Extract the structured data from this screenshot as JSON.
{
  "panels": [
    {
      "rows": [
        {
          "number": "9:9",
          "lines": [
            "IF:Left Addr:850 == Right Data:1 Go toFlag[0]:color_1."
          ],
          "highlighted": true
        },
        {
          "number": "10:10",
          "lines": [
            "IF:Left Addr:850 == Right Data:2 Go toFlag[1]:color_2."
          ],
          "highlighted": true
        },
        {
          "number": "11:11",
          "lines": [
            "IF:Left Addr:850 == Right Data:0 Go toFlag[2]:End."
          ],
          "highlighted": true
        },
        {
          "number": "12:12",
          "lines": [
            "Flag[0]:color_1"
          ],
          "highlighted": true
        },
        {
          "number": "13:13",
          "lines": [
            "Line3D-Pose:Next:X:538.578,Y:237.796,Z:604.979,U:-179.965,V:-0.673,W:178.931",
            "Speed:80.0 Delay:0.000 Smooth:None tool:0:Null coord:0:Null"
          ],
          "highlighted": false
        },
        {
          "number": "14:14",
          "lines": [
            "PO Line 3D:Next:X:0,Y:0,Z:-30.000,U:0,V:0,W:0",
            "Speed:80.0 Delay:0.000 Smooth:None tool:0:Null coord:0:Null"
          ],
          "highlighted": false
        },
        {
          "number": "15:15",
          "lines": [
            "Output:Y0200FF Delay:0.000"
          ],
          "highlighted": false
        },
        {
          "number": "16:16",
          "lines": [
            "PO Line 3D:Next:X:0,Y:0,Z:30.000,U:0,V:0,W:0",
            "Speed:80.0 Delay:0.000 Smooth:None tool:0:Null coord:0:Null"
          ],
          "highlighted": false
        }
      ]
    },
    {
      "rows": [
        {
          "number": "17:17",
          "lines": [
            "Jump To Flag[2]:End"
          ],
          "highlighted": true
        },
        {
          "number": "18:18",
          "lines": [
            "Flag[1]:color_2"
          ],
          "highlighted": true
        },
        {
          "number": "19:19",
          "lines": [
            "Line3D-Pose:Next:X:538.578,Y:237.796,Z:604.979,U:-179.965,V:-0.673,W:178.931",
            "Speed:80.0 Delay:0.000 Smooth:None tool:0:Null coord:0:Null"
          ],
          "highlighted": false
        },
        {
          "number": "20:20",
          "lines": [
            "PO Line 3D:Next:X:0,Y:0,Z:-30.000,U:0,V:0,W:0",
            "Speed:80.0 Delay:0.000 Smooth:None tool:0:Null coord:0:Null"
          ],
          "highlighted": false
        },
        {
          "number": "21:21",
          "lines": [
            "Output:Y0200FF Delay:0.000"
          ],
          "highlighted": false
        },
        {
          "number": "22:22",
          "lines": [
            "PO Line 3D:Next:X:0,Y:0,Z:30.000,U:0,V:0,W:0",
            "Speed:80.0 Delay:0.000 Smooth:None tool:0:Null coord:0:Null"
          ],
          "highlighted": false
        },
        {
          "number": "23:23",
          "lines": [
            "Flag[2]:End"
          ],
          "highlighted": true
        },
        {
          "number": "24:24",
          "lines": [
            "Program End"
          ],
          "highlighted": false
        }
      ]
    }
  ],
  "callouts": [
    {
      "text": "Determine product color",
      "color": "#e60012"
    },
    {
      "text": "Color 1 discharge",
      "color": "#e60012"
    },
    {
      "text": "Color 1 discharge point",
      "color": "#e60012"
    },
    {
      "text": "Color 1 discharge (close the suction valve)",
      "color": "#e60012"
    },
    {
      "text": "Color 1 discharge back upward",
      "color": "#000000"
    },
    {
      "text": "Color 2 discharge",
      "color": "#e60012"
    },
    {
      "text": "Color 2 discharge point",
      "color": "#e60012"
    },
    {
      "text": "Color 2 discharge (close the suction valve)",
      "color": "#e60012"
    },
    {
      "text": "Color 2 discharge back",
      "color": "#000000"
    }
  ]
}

────

■ **The task**
Pick out each line that holds the string "discharge".

■ **The answer**
      "text": "Color 1 discharge",
      "text": "Color 1 discharge point",
      "text": "Color 1 discharge (close the suction valve)",
      "text": "Color 1 discharge back upward",
      "text": "Color 2 discharge",
      "text": "Color 2 discharge point",
      "text": "Color 2 discharge (close the suction valve)",
      "text": "Color 2 discharge back",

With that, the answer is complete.